> [Exercise] Without the pictures, print each of the records below exactly as it appears.

> [Data excerpts]

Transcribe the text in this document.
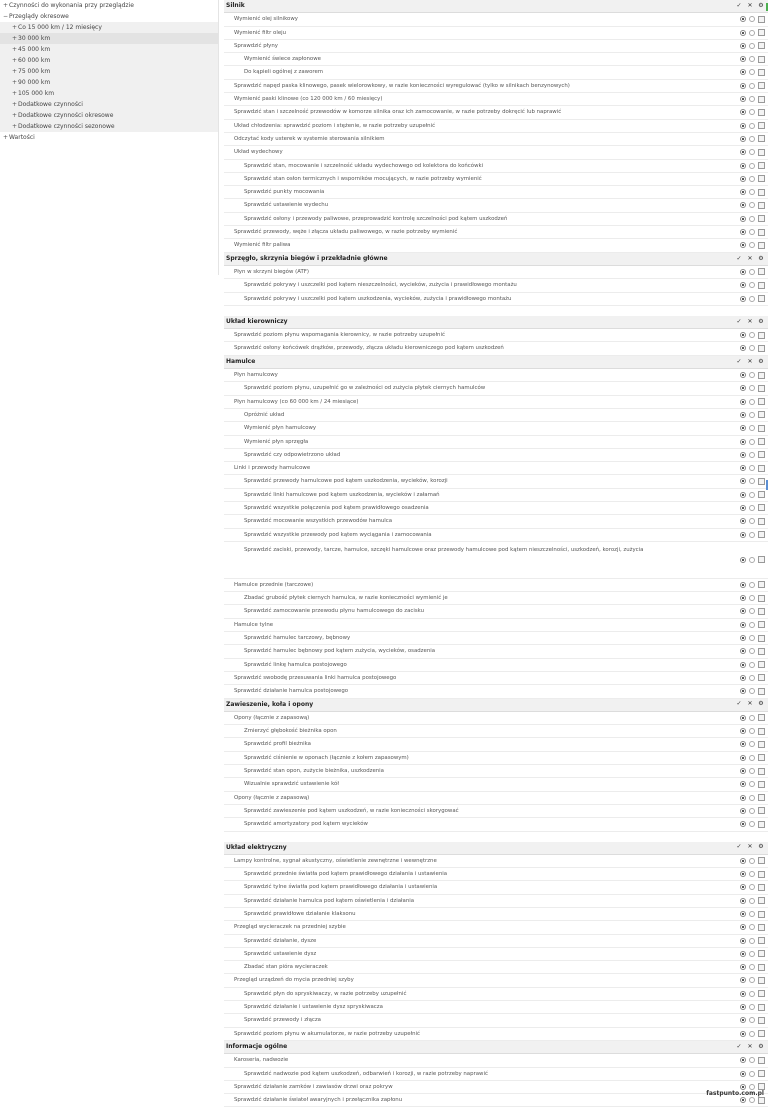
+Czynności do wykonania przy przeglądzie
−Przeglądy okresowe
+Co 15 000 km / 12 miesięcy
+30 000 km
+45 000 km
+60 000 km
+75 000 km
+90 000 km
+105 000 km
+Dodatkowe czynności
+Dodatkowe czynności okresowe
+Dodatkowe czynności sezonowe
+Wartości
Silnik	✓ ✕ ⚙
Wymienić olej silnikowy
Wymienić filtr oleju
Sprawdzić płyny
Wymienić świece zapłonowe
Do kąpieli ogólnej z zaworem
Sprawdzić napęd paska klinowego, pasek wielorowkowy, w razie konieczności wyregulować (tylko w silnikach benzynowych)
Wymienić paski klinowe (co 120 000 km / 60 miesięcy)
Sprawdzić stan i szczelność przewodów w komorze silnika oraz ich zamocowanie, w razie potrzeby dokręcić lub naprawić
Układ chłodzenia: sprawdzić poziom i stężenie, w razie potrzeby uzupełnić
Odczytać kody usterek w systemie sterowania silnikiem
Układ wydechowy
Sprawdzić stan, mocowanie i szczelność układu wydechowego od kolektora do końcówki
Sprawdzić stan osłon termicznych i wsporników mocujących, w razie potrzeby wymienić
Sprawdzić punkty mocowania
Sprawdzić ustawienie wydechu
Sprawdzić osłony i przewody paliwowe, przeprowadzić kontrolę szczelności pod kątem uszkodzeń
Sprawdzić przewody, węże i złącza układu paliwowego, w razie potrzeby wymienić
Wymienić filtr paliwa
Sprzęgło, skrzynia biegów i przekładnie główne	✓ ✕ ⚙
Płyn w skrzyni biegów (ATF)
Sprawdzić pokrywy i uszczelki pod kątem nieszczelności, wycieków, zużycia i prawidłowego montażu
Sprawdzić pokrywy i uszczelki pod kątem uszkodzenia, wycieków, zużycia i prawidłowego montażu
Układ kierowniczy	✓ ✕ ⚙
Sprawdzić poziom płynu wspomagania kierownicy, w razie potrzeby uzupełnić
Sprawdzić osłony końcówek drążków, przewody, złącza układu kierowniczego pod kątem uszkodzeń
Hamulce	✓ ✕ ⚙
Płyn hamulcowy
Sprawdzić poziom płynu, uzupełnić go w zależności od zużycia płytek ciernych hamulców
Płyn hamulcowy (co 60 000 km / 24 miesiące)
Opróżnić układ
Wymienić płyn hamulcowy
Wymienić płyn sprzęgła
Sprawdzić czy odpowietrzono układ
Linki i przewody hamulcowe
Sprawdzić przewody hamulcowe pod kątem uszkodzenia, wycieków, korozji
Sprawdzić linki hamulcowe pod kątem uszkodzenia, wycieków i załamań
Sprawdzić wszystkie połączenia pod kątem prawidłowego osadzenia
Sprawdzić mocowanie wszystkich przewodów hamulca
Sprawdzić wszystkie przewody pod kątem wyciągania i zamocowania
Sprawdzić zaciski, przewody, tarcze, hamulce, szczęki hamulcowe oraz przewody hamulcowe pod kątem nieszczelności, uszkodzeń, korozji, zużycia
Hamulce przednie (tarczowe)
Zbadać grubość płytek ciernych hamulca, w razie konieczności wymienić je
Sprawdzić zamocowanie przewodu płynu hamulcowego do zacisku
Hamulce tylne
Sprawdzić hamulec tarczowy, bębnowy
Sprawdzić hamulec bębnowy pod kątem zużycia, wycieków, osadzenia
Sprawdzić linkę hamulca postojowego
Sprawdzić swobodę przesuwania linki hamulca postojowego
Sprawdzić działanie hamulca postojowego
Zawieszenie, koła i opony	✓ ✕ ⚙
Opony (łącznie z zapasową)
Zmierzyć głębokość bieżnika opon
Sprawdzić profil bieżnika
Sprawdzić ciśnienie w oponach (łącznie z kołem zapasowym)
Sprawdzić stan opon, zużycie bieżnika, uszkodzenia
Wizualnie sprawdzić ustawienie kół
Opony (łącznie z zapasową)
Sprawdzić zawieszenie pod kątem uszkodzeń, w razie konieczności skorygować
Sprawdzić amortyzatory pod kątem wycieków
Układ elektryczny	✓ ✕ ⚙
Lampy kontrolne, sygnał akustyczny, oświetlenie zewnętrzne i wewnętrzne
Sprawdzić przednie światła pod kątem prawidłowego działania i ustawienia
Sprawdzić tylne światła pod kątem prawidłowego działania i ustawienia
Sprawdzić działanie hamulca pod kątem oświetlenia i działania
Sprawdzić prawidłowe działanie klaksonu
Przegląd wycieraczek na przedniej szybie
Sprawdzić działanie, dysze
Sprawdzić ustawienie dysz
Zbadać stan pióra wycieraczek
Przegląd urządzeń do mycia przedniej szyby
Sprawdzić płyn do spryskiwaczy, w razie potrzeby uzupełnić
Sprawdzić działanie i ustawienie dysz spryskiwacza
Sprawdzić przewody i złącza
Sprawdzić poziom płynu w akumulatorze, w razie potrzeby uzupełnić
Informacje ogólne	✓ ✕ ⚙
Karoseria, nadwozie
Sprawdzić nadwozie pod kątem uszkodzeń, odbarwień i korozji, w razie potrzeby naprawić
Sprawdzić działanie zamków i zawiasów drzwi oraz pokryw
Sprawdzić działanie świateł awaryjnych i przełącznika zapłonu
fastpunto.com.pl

> [Solved problem]
Transcribe the text in this document.
+Czynności do wykonania przy przeglądzie
−Przeglądy okresowe
+Co 15 000 km / 12 miesięcy
+30 000 km
+45 000 km
+60 000 km
+75 000 km
+90 000 km
+105 000 km
+Dodatkowe czynności
+Dodatkowe czynności okresowe
+Dodatkowe czynności sezonowe
+Wartości
Silnik	✓ ✕ ⚙
Wymienić olej silnikowy
Wymienić filtr oleju
Sprawdzić płyny
Wymienić świece zapłonowe
Do kąpieli ogólnej z zaworem
Sprawdzić napęd paska klinowego, pasek wielorowkowy, w razie konieczności wyregulować (tylko w silnikach benzynowych)
Wymienić paski klinowe (co 120 000 km / 60 miesięcy)
Sprawdzić stan i szczelność przewodów w komorze silnika oraz ich zamocowanie, w razie potrzeby dokręcić lub naprawić
Układ chłodzenia: sprawdzić poziom i stężenie, w razie potrzeby uzupełnić
Odczytać kody usterek w systemie sterowania silnikiem
Układ wydechowy
Sprawdzić stan, mocowanie i szczelność układu wydechowego od kolektora do końcówki
Sprawdzić stan osłon termicznych i wsporników mocujących, w razie potrzeby wymienić
Sprawdzić punkty mocowania
Sprawdzić ustawienie wydechu
Sprawdzić osłony i przewody paliwowe, przeprowadzić kontrolę szczelności pod kątem uszkodzeń
Sprawdzić przewody, węże i złącza układu paliwowego, w razie potrzeby wymienić
Wymienić filtr paliwa
Sprzęgło, skrzynia biegów i przekładnie główne	✓ ✕ ⚙
Płyn w skrzyni biegów (ATF)
Sprawdzić pokrywy i uszczelki pod kątem nieszczelności, wycieków, zużycia i prawidłowego montażu
Sprawdzić pokrywy i uszczelki pod kątem uszkodzenia, wycieków, zużycia i prawidłowego montażu
Układ kierowniczy	✓ ✕ ⚙
Sprawdzić poziom płynu wspomagania kierownicy, w razie potrzeby uzupełnić
Sprawdzić osłony końcówek drążków, przewody, złącza układu kierowniczego pod kątem uszkodzeń
Hamulce	✓ ✕ ⚙
Płyn hamulcowy
Sprawdzić poziom płynu, uzupełnić go w zależności od zużycia płytek ciernych hamulców
Płyn hamulcowy (co 60 000 km / 24 miesiące)
Opróżnić układ
Wymienić płyn hamulcowy
Wymienić płyn sprzęgła
Sprawdzić czy odpowietrzono układ
Linki i przewody hamulcowe
Sprawdzić przewody hamulcowe pod kątem uszkodzenia, wycieków, korozji
Sprawdzić linki hamulcowe pod kątem uszkodzenia, wycieków i załamań
Sprawdzić wszystkie połączenia pod kątem prawidłowego osadzenia
Sprawdzić mocowanie wszystkich przewodów hamulca
Sprawdzić wszystkie przewody pod kątem wyciągania i zamocowania
Sprawdzić zaciski, przewody, tarcze, hamulce, szczęki hamulcowe oraz przewody hamulcowe pod kątem nieszczelności, uszkodzeń, korozji, zużycia
Hamulce przednie (tarczowe)
Zbadać grubość płytek ciernych hamulca, w razie konieczności wymienić je
Sprawdzić zamocowanie przewodu płynu hamulcowego do zacisku
Hamulce tylne
Sprawdzić hamulec tarczowy, bębnowy
Sprawdzić hamulec bębnowy pod kątem zużycia, wycieków, osadzenia
Sprawdzić linkę hamulca postojowego
Sprawdzić swobodę przesuwania linki hamulca postojowego
Sprawdzić działanie hamulca postojowego
Zawieszenie, koła i opony	✓ ✕ ⚙
Opony (łącznie z zapasową)
Zmierzyć głębokość bieżnika opon
Sprawdzić profil bieżnika
Sprawdzić ciśnienie w oponach (łącznie z kołem zapasowym)
Sprawdzić stan opon, zużycie bieżnika, uszkodzenia
Wizualnie sprawdzić ustawienie kół
Opony (łącznie z zapasową)
Sprawdzić zawieszenie pod kątem uszkodzeń, w razie konieczności skorygować
Sprawdzić amortyzatory pod kątem wycieków
Układ elektryczny	✓ ✕ ⚙
Lampy kontrolne, sygnał akustyczny, oświetlenie zewnętrzne i wewnętrzne
Sprawdzić przednie światła pod kątem prawidłowego działania i ustawienia
Sprawdzić tylne światła pod kątem prawidłowego działania i ustawienia
Sprawdzić działanie hamulca pod kątem oświetlenia i działania
Sprawdzić prawidłowe działanie klaksonu
Przegląd wycieraczek na przedniej szybie
Sprawdzić działanie, dysze
Sprawdzić ustawienie dysz
Zbadać stan pióra wycieraczek
Przegląd urządzeń do mycia przedniej szyby
Sprawdzić płyn do spryskiwaczy, w razie potrzeby uzupełnić
Sprawdzić działanie i ustawienie dysz spryskiwacza
Sprawdzić przewody i złącza
Sprawdzić poziom płynu w akumulatorze, w razie potrzeby uzupełnić
Informacje ogólne	✓ ✕ ⚙
Karoseria, nadwozie
Sprawdzić nadwozie pod kątem uszkodzeń, odbarwień i korozji, w razie potrzeby naprawić
Sprawdzić działanie zamków i zawiasów drzwi oraz pokryw
Sprawdzić działanie świateł awaryjnych i przełącznika zapłonu
fastpunto.com.pl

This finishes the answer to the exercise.